- Requirement
Copy out the lines running from the one containing "Localize all elements." through the one containing "Annotate this image: element", both included, word for word.

* Start Data records *

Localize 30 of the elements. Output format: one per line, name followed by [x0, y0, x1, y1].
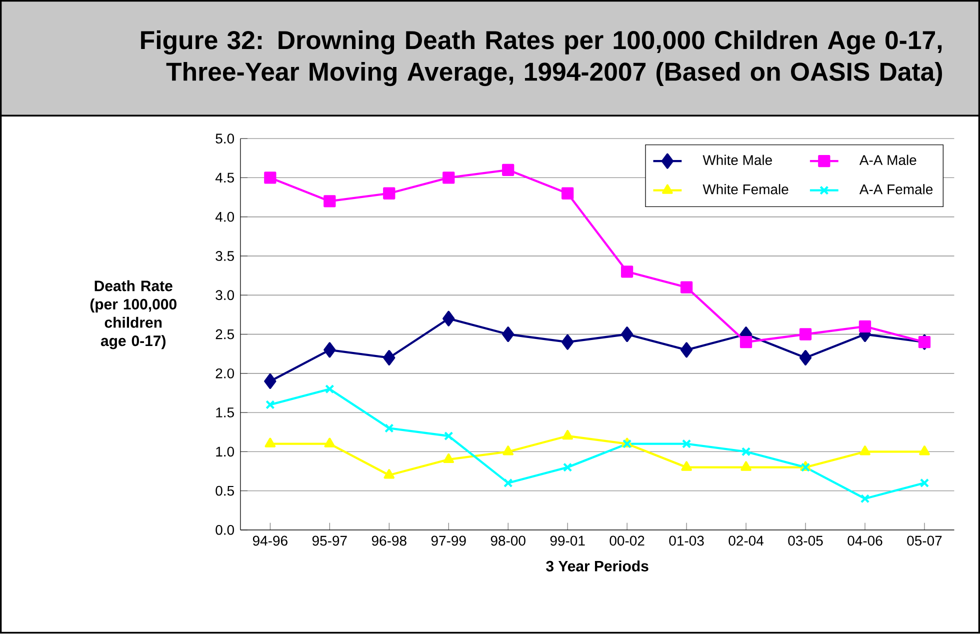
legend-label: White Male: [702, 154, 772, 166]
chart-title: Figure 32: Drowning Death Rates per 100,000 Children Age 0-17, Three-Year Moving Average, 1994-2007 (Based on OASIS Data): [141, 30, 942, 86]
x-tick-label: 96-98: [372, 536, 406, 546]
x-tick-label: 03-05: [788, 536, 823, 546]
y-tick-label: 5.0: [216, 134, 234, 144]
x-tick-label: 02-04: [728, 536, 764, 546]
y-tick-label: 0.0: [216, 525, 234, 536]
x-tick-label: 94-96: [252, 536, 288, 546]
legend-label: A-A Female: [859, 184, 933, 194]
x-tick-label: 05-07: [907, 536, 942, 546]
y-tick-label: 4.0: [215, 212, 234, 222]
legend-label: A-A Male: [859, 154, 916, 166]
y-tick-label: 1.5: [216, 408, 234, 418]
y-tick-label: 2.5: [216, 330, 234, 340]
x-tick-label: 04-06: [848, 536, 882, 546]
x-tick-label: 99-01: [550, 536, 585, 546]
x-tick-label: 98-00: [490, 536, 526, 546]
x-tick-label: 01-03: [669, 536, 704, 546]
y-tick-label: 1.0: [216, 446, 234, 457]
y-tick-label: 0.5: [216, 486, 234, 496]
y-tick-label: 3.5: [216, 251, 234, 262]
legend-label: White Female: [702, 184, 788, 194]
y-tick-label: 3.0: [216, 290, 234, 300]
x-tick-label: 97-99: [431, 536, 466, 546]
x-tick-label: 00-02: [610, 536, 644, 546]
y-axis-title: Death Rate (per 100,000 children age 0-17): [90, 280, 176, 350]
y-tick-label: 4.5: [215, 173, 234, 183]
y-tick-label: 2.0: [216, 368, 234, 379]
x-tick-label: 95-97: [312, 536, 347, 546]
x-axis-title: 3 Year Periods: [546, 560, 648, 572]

* End Data records *
* Start Data records *

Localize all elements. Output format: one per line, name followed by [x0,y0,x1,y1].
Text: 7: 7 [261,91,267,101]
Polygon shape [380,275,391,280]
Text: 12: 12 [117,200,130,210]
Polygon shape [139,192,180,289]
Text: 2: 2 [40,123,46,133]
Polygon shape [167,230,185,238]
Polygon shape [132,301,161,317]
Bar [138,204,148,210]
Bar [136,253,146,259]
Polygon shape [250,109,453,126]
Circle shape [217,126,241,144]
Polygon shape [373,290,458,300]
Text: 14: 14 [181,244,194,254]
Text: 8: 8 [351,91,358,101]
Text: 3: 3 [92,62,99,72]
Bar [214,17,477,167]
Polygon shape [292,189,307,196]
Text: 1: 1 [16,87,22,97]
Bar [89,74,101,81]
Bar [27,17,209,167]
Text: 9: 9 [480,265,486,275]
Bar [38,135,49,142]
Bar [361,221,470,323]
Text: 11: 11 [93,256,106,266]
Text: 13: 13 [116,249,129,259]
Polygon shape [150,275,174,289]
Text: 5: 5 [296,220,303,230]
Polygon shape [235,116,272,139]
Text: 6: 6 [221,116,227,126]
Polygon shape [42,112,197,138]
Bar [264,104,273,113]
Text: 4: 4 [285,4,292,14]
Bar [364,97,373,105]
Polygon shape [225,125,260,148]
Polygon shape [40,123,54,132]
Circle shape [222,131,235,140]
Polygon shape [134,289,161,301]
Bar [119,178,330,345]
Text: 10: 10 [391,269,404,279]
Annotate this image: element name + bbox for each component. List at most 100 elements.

* End Data records *

- Exercise result
Localize all elements. Output format: one per line, name followed by [x0,y0,x1,y1].
Text: 7: 7 [261,91,267,101]
Polygon shape [380,275,391,280]
Text: 12: 12 [117,200,130,210]
Polygon shape [139,192,180,289]
Text: 2: 2 [40,123,46,133]
Polygon shape [167,230,185,238]
Polygon shape [132,301,161,317]
Bar [138,204,148,210]
Bar [136,253,146,259]
Polygon shape [250,109,453,126]
Circle shape [217,126,241,144]
Polygon shape [373,290,458,300]
Text: 14: 14 [181,244,194,254]
Text: 8: 8 [351,91,358,101]
Text: 3: 3 [92,62,99,72]
Bar [214,17,477,167]
Polygon shape [292,189,307,196]
Text: 1: 1 [16,87,22,97]
Bar [89,74,101,81]
Bar [27,17,209,167]
Text: 9: 9 [480,265,486,275]
Bar [38,135,49,142]
Bar [361,221,470,323]
Text: 11: 11 [93,256,106,266]
Text: 13: 13 [116,249,129,259]
Polygon shape [150,275,174,289]
Text: 5: 5 [296,220,303,230]
Polygon shape [235,116,272,139]
Text: 6: 6 [221,116,227,126]
Polygon shape [42,112,197,138]
Bar [264,104,273,113]
Text: 4: 4 [285,4,292,14]
Bar [364,97,373,105]
Polygon shape [225,125,260,148]
Polygon shape [40,123,54,132]
Circle shape [222,131,235,140]
Polygon shape [134,289,161,301]
Bar [119,178,330,345]
Text: 10: 10 [391,269,404,279]
Annotate this image: element name + bbox for each component. List at most 100 elements.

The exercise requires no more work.